Given task:
Can you locate every line in the records below that contains the word "greater" and copy each of those lines out in full?

Supplied material:
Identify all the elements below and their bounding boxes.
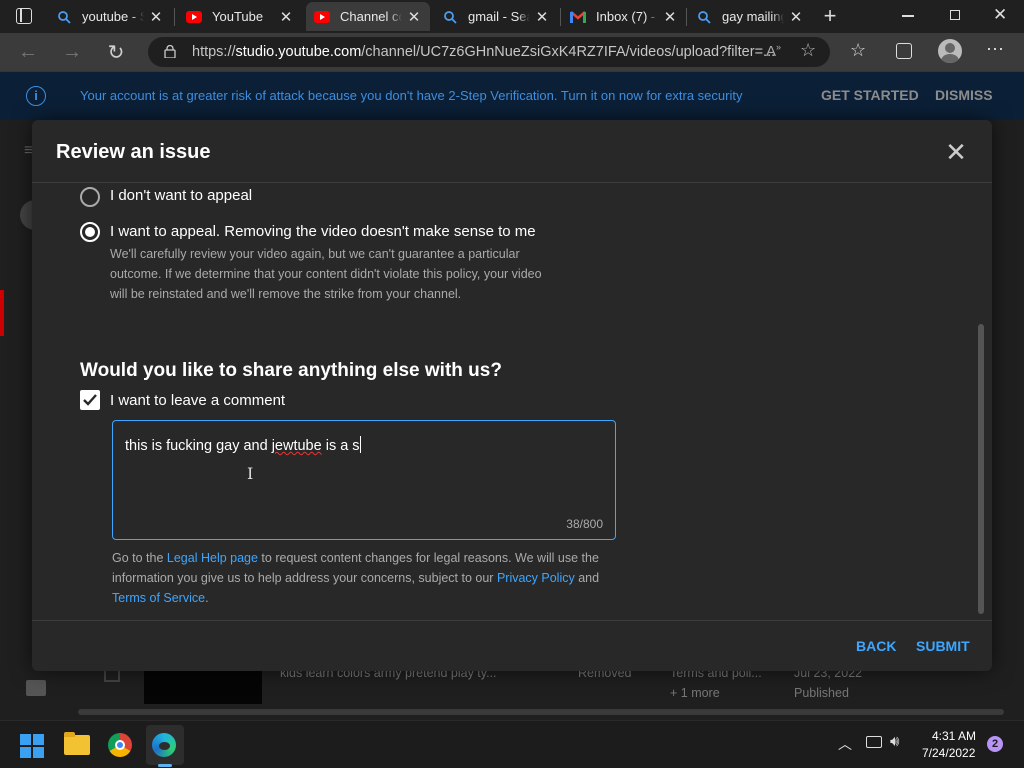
- search-icon: [442, 9, 458, 25]
- minimize-button[interactable]: [902, 15, 914, 17]
- restriction-more: + 1 more: [670, 686, 720, 700]
- edge-icon[interactable]: [152, 733, 176, 757]
- legal-notice: Go to the Legal Help page to request con…: [112, 551, 600, 605]
- tab-youtube[interactable]: YouTube ✕: [178, 2, 302, 31]
- tab-inbox[interactable]: Inbox (7) - ✕: [562, 2, 686, 31]
- no-appeal-label[interactable]: I don't want to appeal: [110, 187, 252, 204]
- share-heading: Would you like to share anything else wi…: [80, 360, 502, 381]
- search-icon: [696, 9, 712, 25]
- feedback-icon: [26, 680, 46, 696]
- checkmark-icon: [83, 394, 97, 406]
- radio-no-appeal[interactable]: [80, 187, 100, 207]
- search-icon: [56, 9, 72, 25]
- close-tab-icon[interactable]: ✕: [662, 8, 678, 26]
- dialog-footer: BACK SUBMIT: [32, 620, 992, 671]
- tab-gay-mailing-search[interactable]: gay mailing ✕: [688, 2, 812, 31]
- close-tab-icon[interactable]: ✕: [148, 8, 164, 26]
- close-tab-icon[interactable]: ✕: [278, 8, 294, 26]
- forward-arrow-icon[interactable]: →: [58, 39, 86, 65]
- url-bar[interactable]: https://studio.youtube.com/channel/UC7z6…: [148, 37, 830, 67]
- horizontal-scrollbar[interactable]: [78, 709, 1004, 715]
- chrome-icon[interactable]: [108, 733, 132, 757]
- network-icon[interactable]: [866, 736, 882, 748]
- tab-gmail-search[interactable]: gmail - Sea ✕: [434, 2, 558, 31]
- new-tab-button[interactable]: +: [818, 3, 842, 29]
- clock-date[interactable]: 7/24/2022: [922, 746, 975, 760]
- more-menu-icon[interactable]: ⋯: [986, 39, 1004, 60]
- info-icon: i: [26, 86, 46, 106]
- tab-channel-content[interactable]: Channel co ✕: [306, 2, 430, 31]
- tab-youtube-search[interactable]: youtube - S ✕: [48, 2, 172, 31]
- back-button[interactable]: BACK: [856, 638, 896, 654]
- spellcheck-word: jewtube: [271, 438, 322, 454]
- comment-checkbox-label[interactable]: I want to leave a comment: [110, 392, 285, 409]
- youtube-icon: [186, 9, 202, 25]
- appeal-description-1: We'll carefully review your video again,…: [110, 247, 520, 261]
- dialog-title: Review an issue: [56, 141, 211, 163]
- restore-button[interactable]: [950, 10, 960, 20]
- comment-checkbox[interactable]: [80, 390, 100, 410]
- appeal-description-3: will be reinstated and we'll remove the …: [110, 287, 462, 301]
- address-toolbar: ← → ↻ https://studio.youtube.com/channel…: [0, 33, 1024, 71]
- lock-icon[interactable]: [164, 44, 176, 59]
- youtube-icon: [314, 9, 330, 25]
- favorites-icon[interactable]: ☆: [850, 40, 866, 61]
- add-favorite-icon[interactable]: ☆: [800, 40, 816, 61]
- refresh-icon[interactable]: ↻: [102, 39, 130, 65]
- tab-actions-icon[interactable]: [16, 8, 32, 24]
- text-cursor-icon: I: [247, 464, 254, 483]
- get-started-button[interactable]: GET STARTED: [821, 87, 919, 103]
- profile-avatar[interactable]: [938, 39, 962, 63]
- volume-icon[interactable]: 🔊︎: [890, 733, 899, 750]
- banner-message: Your account is at greater risk of attac…: [80, 88, 743, 103]
- notification-badge[interactable]: 2: [987, 736, 1003, 752]
- back-arrow-icon[interactable]: ←: [14, 39, 42, 65]
- close-tab-icon[interactable]: ✕: [534, 8, 550, 26]
- radio-appeal[interactable]: [80, 222, 100, 242]
- legal-help-link[interactable]: Legal Help page: [167, 551, 258, 565]
- close-window-button[interactable]: ✕: [993, 5, 1007, 25]
- terms-of-service-link[interactable]: Terms of Service: [112, 591, 205, 605]
- dialog-scrollbar[interactable]: [978, 324, 984, 614]
- appeal-description-2: outcome. If we determine that your conte…: [110, 267, 542, 281]
- row-published: Published: [794, 686, 849, 700]
- edge-running-indicator: [158, 764, 172, 767]
- privacy-policy-link[interactable]: Privacy Policy: [497, 571, 575, 585]
- comment-textarea[interactable]: this is fucking gay and jewtube is a s I…: [112, 420, 616, 540]
- text-caret: [359, 436, 361, 453]
- browser-tab-bar: youtube - S ✕ YouTube ✕ Channel co ✕ gma…: [0, 0, 1024, 33]
- appeal-label[interactable]: I want to appeal. Removing the video doe…: [110, 223, 536, 240]
- video-thumbnail: [144, 668, 262, 704]
- review-issue-dialog: Review an issue ✕ I don't want to appeal…: [32, 120, 992, 671]
- dialog-header: Review an issue ✕: [32, 120, 992, 183]
- clock-time[interactable]: 4:31 AM: [932, 729, 976, 743]
- gmail-icon: [570, 9, 586, 25]
- sidebar-active-marker: [0, 290, 4, 336]
- security-info-banner: i Your account is at greater risk of att…: [0, 71, 1024, 120]
- windows-start-icon[interactable]: [20, 734, 44, 758]
- close-icon[interactable]: ✕: [943, 139, 969, 166]
- dismiss-button[interactable]: DISMISS: [935, 87, 993, 103]
- windows-taskbar: ︿ 🔊︎ 4:31 AM 7/24/2022 2: [0, 720, 1024, 768]
- close-tab-icon[interactable]: ✕: [788, 8, 804, 26]
- submit-button[interactable]: SUBMIT: [916, 638, 970, 654]
- character-count: 38/800: [566, 517, 603, 531]
- collections-icon[interactable]: [896, 43, 912, 59]
- close-tab-icon[interactable]: ✕: [406, 8, 422, 26]
- file-explorer-icon[interactable]: [64, 732, 90, 755]
- read-aloud-icon[interactable]: A»: [766, 42, 781, 60]
- comment-text: this is fucking gay and jewtube is a s: [125, 436, 361, 454]
- chevron-up-icon[interactable]: ︿: [838, 734, 852, 754]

Solution to the exercise:
- banner-message: Your account is at greater risk of attac…: [80, 88, 743, 103]
- security-info-banner: i Your account is at greater risk of att…: [0, 71, 1024, 120]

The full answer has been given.